▶ [YOUR INSTRUCTIONS]:
Restate the entries below verbatim.

· · · ·

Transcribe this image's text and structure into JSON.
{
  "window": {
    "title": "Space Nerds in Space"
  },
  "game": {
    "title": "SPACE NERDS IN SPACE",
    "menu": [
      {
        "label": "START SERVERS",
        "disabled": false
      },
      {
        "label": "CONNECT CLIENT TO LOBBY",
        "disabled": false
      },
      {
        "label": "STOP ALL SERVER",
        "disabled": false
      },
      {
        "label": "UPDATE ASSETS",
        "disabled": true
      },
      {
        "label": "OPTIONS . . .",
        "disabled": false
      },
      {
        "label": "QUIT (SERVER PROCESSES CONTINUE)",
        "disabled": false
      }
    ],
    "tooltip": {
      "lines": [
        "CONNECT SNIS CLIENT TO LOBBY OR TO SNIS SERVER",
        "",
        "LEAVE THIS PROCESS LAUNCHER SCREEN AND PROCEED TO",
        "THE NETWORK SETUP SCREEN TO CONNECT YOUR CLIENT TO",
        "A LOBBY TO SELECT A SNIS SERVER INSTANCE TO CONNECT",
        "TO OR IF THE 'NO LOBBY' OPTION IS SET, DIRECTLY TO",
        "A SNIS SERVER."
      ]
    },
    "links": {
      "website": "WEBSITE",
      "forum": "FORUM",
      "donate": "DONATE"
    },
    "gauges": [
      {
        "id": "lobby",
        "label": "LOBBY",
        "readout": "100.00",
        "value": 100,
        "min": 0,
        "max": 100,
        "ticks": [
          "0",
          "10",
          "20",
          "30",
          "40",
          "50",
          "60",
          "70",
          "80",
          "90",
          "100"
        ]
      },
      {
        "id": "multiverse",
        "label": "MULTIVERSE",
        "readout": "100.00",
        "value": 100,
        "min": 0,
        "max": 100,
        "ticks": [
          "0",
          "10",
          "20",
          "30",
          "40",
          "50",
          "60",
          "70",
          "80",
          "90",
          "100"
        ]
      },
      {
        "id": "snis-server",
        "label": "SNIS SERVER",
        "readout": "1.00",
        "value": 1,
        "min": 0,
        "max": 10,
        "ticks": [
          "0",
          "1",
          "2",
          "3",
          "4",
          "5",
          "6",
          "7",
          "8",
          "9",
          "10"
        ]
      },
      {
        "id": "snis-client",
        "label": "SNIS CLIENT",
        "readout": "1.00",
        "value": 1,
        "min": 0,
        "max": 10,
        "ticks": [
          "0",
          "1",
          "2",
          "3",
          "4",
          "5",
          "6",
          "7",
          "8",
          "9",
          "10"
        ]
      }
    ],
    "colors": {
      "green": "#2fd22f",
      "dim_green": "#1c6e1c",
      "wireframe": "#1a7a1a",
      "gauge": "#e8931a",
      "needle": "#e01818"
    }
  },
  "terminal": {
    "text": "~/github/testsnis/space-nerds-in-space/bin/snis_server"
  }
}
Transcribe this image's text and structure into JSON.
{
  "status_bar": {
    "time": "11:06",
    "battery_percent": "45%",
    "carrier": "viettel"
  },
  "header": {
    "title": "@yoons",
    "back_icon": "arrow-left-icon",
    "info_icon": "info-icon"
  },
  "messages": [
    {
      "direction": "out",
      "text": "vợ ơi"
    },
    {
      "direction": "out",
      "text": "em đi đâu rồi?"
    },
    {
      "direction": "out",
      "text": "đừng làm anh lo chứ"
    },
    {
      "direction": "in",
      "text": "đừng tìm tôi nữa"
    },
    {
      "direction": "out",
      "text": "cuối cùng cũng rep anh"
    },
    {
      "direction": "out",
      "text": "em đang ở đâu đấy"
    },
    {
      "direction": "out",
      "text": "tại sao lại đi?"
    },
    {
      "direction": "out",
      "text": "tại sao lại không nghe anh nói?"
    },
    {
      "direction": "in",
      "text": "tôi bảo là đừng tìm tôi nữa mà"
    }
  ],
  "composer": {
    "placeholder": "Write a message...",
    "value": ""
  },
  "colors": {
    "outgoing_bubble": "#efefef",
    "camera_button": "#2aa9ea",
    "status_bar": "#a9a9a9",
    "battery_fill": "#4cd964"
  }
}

· · · ·

▶ [RESPONSE FOR THIS EXERCISE]:
Transcribe this image's text and structure into JSON.
{
  "window": {
    "title": "Space Nerds in Space"
  },
  "game": {
    "title": "SPACE NERDS IN SPACE",
    "menu": [
      {
        "label": "START SERVERS",
        "disabled": false
      },
      {
        "label": "CONNECT CLIENT TO LOBBY",
        "disabled": false
      },
      {
        "label": "STOP ALL SERVER",
        "disabled": false
      },
      {
        "label": "UPDATE ASSETS",
        "disabled": true
      },
      {
        "label": "OPTIONS . . .",
        "disabled": false
      },
      {
        "label": "QUIT (SERVER PROCESSES CONTINUE)",
        "disabled": false
      }
    ],
    "tooltip": {
      "lines": [
        "CONNECT SNIS CLIENT TO LOBBY OR TO SNIS SERVER",
        "",
        "LEAVE THIS PROCESS LAUNCHER SCREEN AND PROCEED TO",
        "THE NETWORK SETUP SCREEN TO CONNECT YOUR CLIENT TO",
        "A LOBBY TO SELECT A SNIS SERVER INSTANCE TO CONNECT",
        "TO OR IF THE 'NO LOBBY' OPTION IS SET, DIRECTLY TO",
        "A SNIS SERVER."
      ]
    },
    "links": {
      "website": "WEBSITE",
      "forum": "FORUM",
      "donate": "DONATE"
    },
    "gauges": [
      {
        "id": "lobby",
        "label": "LOBBY",
        "readout": "100.00",
        "value": 100,
        "min": 0,
        "max": 100,
        "ticks": [
          "0",
          "10",
          "20",
          "30",
          "40",
          "50",
          "60",
          "70",
          "80",
          "90",
          "100"
        ]
      },
      {
        "id": "multiverse",
        "label": "MULTIVERSE",
        "readout": "100.00",
        "value": 100,
        "min": 0,
        "max": 100,
        "ticks": [
          "0",
          "10",
          "20",
          "30",
          "40",
          "50",
          "60",
          "70",
          "80",
          "90",
          "100"
        ]
      },
      {
        "id": "snis-server",
        "label": "SNIS SERVER",
        "readout": "1.00",
        "value": 1,
        "min": 0,
        "max": 10,
        "ticks": [
          "0",
          "1",
          "2",
          "3",
          "4",
          "5",
          "6",
          "7",
          "8",
          "9",
          "10"
        ]
      },
      {
        "id": "snis-client",
        "label": "SNIS CLIENT",
        "readout": "1.00",
        "value": 1,
        "min": 0,
        "max": 10,
        "ticks": [
          "0",
          "1",
          "2",
          "3",
          "4",
          "5",
          "6",
          "7",
          "8",
          "9",
          "10"
        ]
      }
    ],
    "colors": {
      "green": "#2fd22f",
      "dim_green": "#1c6e1c",
      "wireframe": "#1a7a1a",
      "gauge": "#e8931a",
      "needle": "#e01818"
    }
  },
  "terminal": {
    "text": "~/github/testsnis/space-nerds-in-space/bin/snis_server"
  }
}
Transcribe this image's text and structure into JSON.
{
  "status_bar": {
    "time": "11:06",
    "battery_percent": "45%",
    "carrier": "viettel"
  },
  "header": {
    "title": "@yoons",
    "back_icon": "arrow-left-icon",
    "info_icon": "info-icon"
  },
  "messages": [
    {
      "direction": "out",
      "text": "vợ ơi"
    },
    {
      "direction": "out",
      "text": "em đi đâu rồi?"
    },
    {
      "direction": "out",
      "text": "đừng làm anh lo chứ"
    },
    {
      "direction": "in",
      "text": "đừng tìm tôi nữa"
    },
    {
      "direction": "out",
      "text": "cuối cùng cũng rep anh"
    },
    {
      "direction": "out",
      "text": "em đang ở đâu đấy"
    },
    {
      "direction": "out",
      "text": "tại sao lại đi?"
    },
    {
      "direction": "out",
      "text": "tại sao lại không nghe anh nói?"
    },
    {
      "direction": "in",
      "text": "tôi bảo là đừng tìm tôi nữa mà"
    }
  ],
  "composer": {
    "placeholder": "Write a message...",
    "value": ""
  },
  "colors": {
    "outgoing_bubble": "#efefef",
    "camera_button": "#2aa9ea",
    "status_bar": "#a9a9a9",
    "battery_fill": "#4cd964"
  }
}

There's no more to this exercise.